→ Exercise goal: Every line from the one that holds "Serialize everything readable" through the final line should be returned exactly. Omit the pictures.

Dataset excerpts:
○ ○ ○ ○ ○
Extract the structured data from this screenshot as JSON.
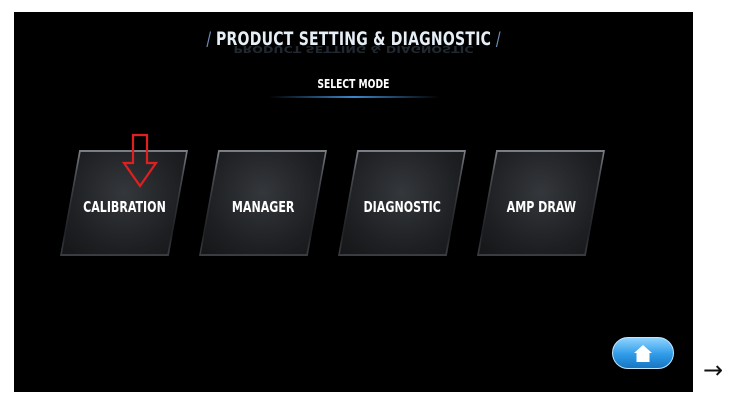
{
  "header": {
    "title": "PRODUCT SETTING & DIAGNOSTIC",
    "subtitle": "SELECT MODE"
  },
  "modes": [
    {
      "label": "CALIBRATION"
    },
    {
      "label": "MANAGER"
    },
    {
      "label": "DIAGNOSTIC"
    },
    {
      "label": "AMP DRAW"
    }
  ],
  "icons": {
    "pointer": "red-down-arrow-icon",
    "home": "home-icon",
    "next": "right-arrow-icon"
  },
  "outer_arrow": "→",
  "colors": {
    "background": "#000000",
    "accent_blue": "#2f9be8",
    "annotation_red": "#e02020",
    "text": "#ffffff"
  }
}
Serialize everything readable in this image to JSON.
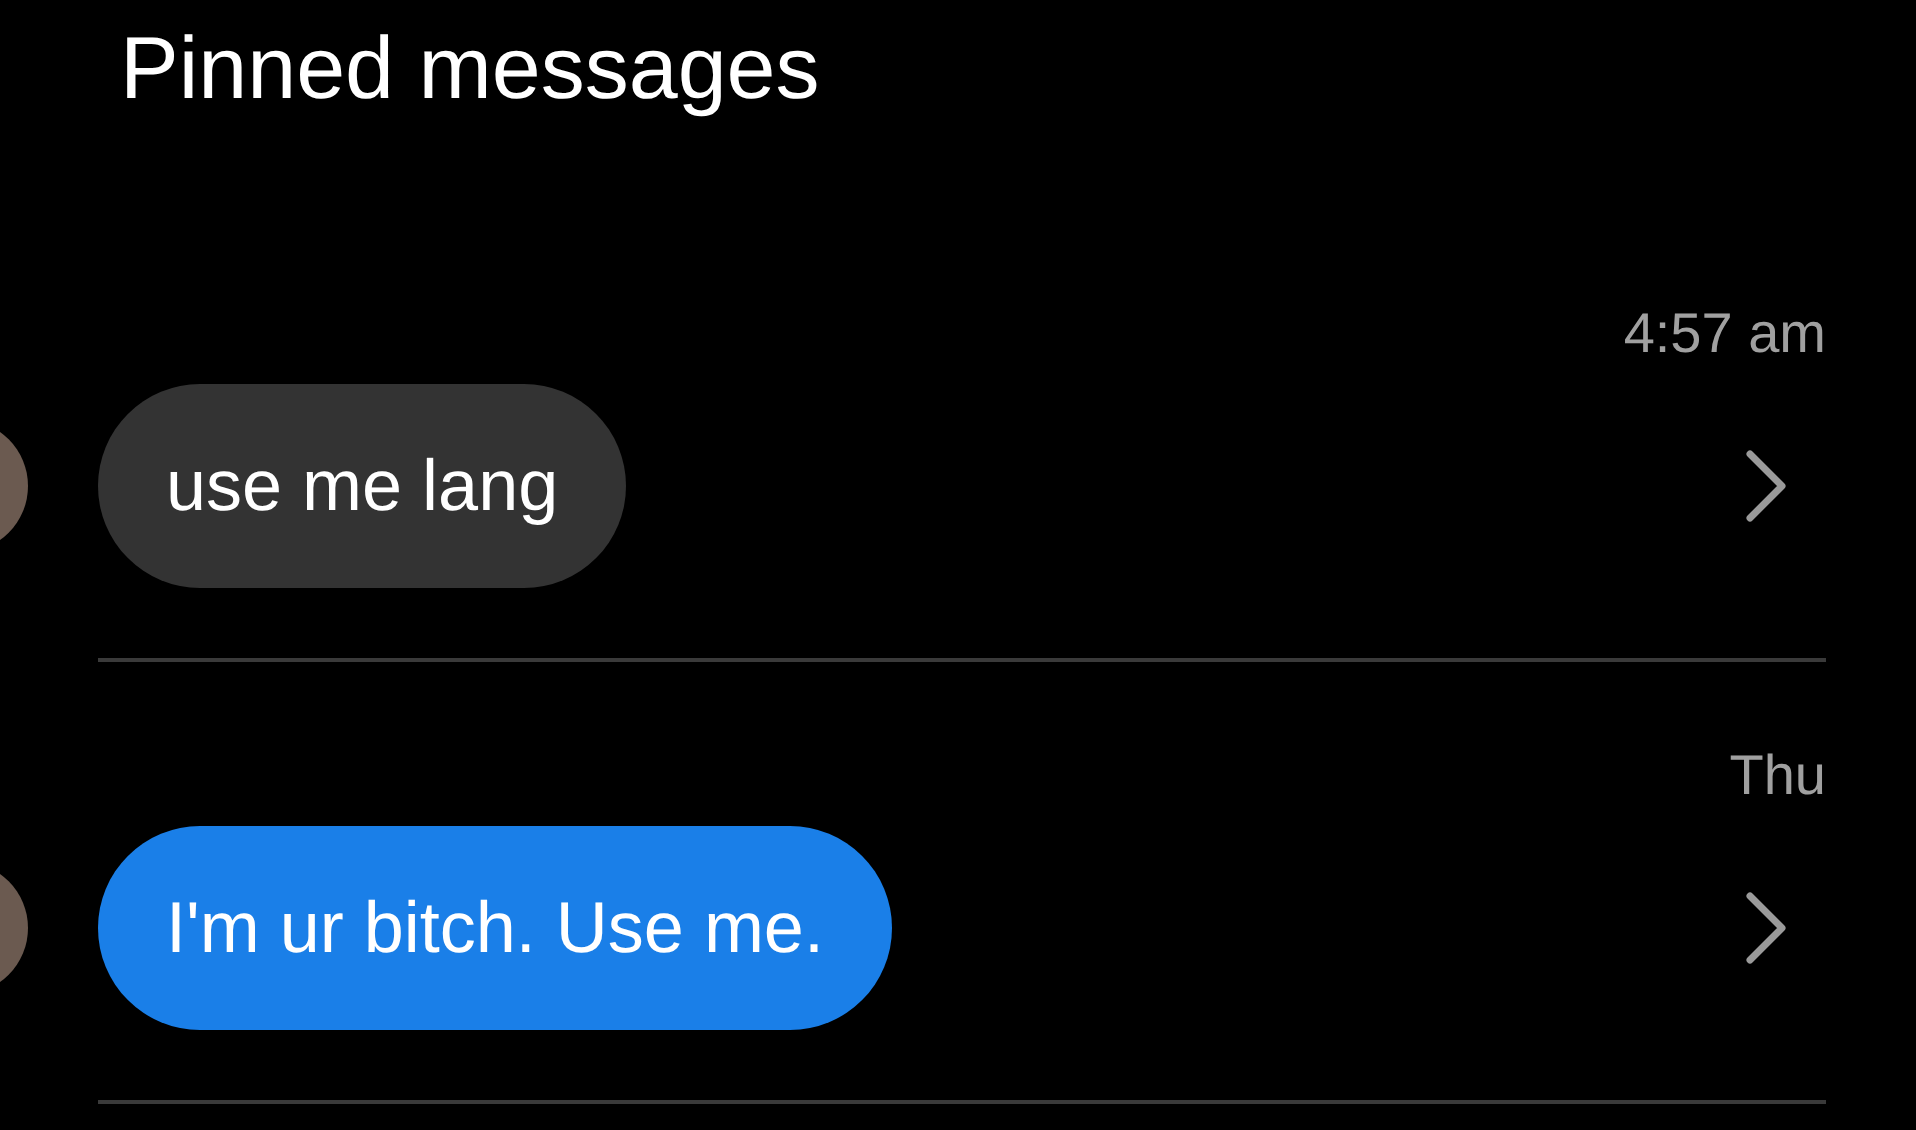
{
  "header": {
    "title": "Pinned messages"
  },
  "messages": [
    {
      "time": "4:57 am",
      "text": "use me lang",
      "kind": "received"
    },
    {
      "time": "Thu",
      "text": "I'm ur bitch. Use me.",
      "kind": "sent"
    }
  ]
}
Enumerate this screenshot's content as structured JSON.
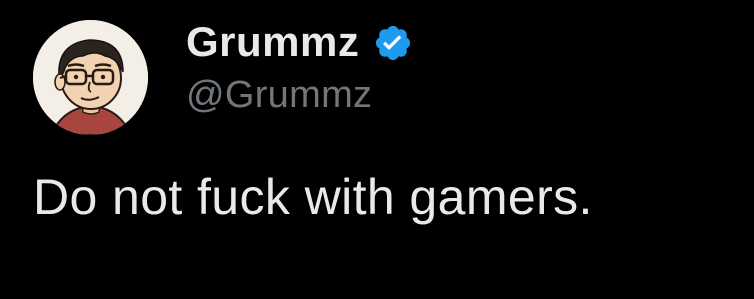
{
  "author": {
    "display_name": "Grummz",
    "handle": "@Grummz",
    "verified": true,
    "avatar_icon": "cartoon-face-avatar-icon",
    "badge_icon": "verified-badge-icon"
  },
  "tweet": {
    "text": "Do not fuck with gamers."
  },
  "colors": {
    "background": "#000000",
    "primary_text": "#e7e9ea",
    "secondary_text": "#71767b",
    "verified_blue": "#1d9bf0"
  }
}
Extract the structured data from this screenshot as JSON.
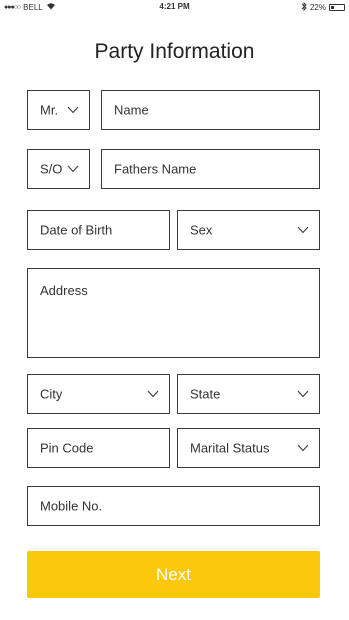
{
  "status_bar": {
    "carrier": "BELL",
    "time": "4:21 PM",
    "battery": "22%",
    "battery_level": 0.22
  },
  "page": {
    "title": "Party Information"
  },
  "form": {
    "salutation": "Mr.",
    "name_placeholder": "Name",
    "relation": "S/O",
    "father_name_placeholder": "Fathers Name",
    "dob_placeholder": "Date of Birth",
    "sex_placeholder": "Sex",
    "address_placeholder": "Address",
    "city_placeholder": "City",
    "state_placeholder": "State",
    "pin_placeholder": "Pin Code",
    "marital_placeholder": "Marital Status",
    "mobile_placeholder": "Mobile No."
  },
  "actions": {
    "next_label": "Next"
  },
  "colors": {
    "accent": "#fcc80c",
    "border": "#3a3a3a"
  }
}
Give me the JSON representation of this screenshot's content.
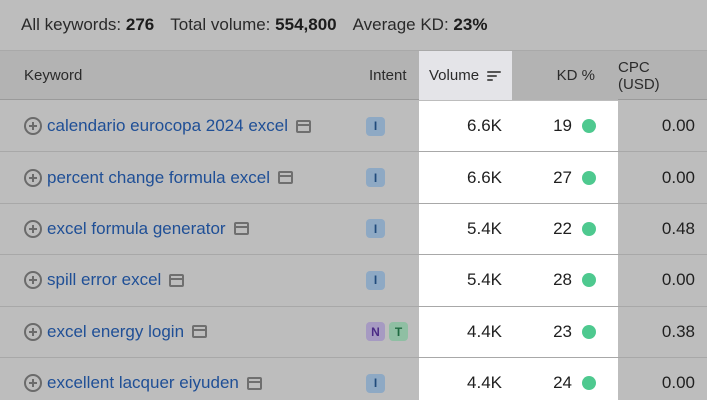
○ ○ ○ ○ ○
→ The completed task:
Serialize everything readable in this image to JSON.
{
  "header": {
    "title": "Pinned messages"
  },
  "messages": [
    {
      "time": "4:57 am",
      "text": "use me lang",
      "kind": "received"
    },
    {
      "time": "Thu",
      "text": "I'm ur bitch. Use me.",
      "kind": "sent"
    }
  ]
}
Enumerate this screenshot's content as structured JSON.
{
  "author": {
    "display_name": "Grummz",
    "handle": "@Grummz",
    "verified": true,
    "avatar_icon": "cartoon-face-avatar-icon",
    "badge_icon": "verified-badge-icon"
  },
  "tweet": {
    "text": "Do not fuck with gamers."
  },
  "colors": {
    "background": "#000000",
    "primary_text": "#e7e9ea",
    "secondary_text": "#71767b",
    "verified_blue": "#1d9bf0"
  }
}
Extract the structured data from this screenshot as JSON.
{
  "status_bar": {
    "carrier": "BELL",
    "time": "4:21 PM",
    "battery": "22%",
    "battery_level": 0.22
  },
  "page": {
    "title": "Party Information"
  },
  "form": {
    "salutation": "Mr.",
    "name_placeholder": "Name",
    "relation": "S/O",
    "father_name_placeholder": "Fathers Name",
    "dob_placeholder": "Date of Birth",
    "sex_placeholder": "Sex",
    "address_placeholder": "Address",
    "city_placeholder": "City",
    "state_placeholder": "State",
    "pin_placeholder": "Pin Code",
    "marital_placeholder": "Marital Status",
    "mobile_placeholder": "Mobile No."
  },
  "actions": {
    "next_label": "Next"
  },
  "colors": {
    "accent": "#fcc80c",
    "border": "#3a3a3a"
  }
}
Give me the JSON representation of this screenshot's content.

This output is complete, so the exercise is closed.